Gather all lines in the entries below that include the word "concrete".

(Data entries for graphics)
◆ ◆ ◆ ◆ ◆
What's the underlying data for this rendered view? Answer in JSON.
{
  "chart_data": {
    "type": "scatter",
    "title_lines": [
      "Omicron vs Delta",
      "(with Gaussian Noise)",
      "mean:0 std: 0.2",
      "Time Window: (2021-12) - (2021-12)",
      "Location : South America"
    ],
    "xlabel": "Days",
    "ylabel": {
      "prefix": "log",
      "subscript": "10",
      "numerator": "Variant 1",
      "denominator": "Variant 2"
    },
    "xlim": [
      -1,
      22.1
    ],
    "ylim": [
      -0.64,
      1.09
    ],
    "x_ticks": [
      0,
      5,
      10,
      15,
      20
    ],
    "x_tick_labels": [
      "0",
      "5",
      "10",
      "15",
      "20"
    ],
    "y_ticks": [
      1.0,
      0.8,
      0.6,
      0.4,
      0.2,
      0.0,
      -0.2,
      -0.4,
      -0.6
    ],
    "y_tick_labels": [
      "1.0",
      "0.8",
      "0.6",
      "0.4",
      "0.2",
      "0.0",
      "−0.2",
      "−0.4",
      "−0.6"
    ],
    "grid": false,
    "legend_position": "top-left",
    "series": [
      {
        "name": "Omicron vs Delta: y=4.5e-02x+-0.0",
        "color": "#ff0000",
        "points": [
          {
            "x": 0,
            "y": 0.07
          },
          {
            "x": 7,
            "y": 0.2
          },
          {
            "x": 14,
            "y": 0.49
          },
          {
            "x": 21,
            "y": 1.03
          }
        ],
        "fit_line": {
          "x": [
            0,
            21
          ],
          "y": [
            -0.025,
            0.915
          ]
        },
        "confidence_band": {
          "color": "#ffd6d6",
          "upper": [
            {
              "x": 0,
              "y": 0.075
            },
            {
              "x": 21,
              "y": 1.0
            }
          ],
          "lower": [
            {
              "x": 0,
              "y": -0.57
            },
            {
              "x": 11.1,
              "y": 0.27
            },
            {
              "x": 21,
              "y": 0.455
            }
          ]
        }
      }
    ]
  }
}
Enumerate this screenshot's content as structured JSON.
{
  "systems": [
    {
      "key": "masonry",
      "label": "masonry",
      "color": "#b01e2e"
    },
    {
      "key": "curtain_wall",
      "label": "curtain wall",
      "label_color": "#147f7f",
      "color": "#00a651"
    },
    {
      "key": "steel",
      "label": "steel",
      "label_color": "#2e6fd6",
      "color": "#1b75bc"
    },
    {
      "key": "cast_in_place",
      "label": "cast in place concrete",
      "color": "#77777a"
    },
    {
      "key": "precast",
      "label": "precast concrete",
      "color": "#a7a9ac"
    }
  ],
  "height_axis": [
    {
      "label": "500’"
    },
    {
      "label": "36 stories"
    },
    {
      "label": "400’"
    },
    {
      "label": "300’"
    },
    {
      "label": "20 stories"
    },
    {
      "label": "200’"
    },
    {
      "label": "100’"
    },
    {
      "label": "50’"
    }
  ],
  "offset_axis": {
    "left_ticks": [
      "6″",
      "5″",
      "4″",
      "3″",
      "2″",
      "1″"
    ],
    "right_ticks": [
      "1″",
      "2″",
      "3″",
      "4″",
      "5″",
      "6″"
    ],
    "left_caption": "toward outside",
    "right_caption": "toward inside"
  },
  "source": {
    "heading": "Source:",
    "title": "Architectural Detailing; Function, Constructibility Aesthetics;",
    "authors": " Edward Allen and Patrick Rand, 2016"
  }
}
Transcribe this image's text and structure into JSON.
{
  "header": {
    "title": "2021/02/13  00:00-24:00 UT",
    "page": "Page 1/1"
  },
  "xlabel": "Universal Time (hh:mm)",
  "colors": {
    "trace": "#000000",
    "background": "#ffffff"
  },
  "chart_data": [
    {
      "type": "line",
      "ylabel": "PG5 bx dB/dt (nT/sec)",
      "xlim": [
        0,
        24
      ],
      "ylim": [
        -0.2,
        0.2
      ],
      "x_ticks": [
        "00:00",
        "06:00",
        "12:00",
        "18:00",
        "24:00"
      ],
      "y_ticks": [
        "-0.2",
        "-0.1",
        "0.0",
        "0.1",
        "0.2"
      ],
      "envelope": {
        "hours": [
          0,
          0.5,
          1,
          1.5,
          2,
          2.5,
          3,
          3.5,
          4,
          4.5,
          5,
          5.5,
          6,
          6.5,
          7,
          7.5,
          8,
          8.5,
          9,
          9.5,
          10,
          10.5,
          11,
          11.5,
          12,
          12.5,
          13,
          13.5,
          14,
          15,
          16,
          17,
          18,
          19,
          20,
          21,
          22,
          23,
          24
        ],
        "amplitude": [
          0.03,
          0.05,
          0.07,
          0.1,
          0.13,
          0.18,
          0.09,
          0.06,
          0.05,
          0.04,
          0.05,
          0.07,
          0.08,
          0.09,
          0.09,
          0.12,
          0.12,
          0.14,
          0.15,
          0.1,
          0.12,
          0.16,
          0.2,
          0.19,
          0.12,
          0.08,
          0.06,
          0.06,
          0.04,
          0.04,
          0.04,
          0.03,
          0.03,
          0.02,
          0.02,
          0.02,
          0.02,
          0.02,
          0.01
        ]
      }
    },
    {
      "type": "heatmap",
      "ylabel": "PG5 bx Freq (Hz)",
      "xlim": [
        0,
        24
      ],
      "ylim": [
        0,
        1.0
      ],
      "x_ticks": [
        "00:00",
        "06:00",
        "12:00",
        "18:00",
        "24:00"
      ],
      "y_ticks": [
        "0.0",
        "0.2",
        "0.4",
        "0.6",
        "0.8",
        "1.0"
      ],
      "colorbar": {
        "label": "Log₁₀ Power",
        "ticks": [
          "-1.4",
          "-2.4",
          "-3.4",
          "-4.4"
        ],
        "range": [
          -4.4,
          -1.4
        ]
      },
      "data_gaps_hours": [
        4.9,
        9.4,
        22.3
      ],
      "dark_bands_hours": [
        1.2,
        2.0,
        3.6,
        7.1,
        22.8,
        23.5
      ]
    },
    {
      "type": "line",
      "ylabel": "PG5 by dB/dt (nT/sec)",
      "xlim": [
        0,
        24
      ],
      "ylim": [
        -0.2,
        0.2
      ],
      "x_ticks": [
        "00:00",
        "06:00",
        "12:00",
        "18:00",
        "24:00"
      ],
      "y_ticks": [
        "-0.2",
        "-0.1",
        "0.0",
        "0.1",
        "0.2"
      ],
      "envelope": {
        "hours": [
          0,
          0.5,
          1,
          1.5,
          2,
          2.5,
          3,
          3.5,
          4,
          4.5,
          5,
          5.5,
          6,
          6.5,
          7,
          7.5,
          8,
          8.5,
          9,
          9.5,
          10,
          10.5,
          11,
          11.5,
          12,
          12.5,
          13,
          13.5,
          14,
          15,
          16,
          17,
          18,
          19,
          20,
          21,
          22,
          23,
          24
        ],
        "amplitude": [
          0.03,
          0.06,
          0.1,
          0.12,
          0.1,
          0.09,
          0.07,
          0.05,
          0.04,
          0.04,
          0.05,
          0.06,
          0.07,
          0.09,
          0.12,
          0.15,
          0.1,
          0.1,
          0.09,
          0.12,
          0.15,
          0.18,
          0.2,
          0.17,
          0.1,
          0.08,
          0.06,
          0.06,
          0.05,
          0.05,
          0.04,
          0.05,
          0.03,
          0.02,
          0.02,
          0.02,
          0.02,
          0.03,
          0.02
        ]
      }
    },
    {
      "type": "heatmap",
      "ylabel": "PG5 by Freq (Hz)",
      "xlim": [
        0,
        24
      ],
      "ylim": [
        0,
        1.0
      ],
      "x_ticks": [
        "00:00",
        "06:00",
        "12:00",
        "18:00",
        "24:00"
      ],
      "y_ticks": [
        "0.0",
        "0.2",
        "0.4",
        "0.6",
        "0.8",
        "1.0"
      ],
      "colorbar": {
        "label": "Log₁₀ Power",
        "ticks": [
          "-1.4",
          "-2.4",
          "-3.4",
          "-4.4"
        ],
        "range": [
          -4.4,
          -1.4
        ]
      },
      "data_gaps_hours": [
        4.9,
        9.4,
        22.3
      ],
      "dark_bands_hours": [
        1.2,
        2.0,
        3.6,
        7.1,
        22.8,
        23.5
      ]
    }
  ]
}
◆ ◆ ◆ ◆ ◆
> _Exercise result_:
      "label": "cast in place concrete",
      "label": "precast concrete",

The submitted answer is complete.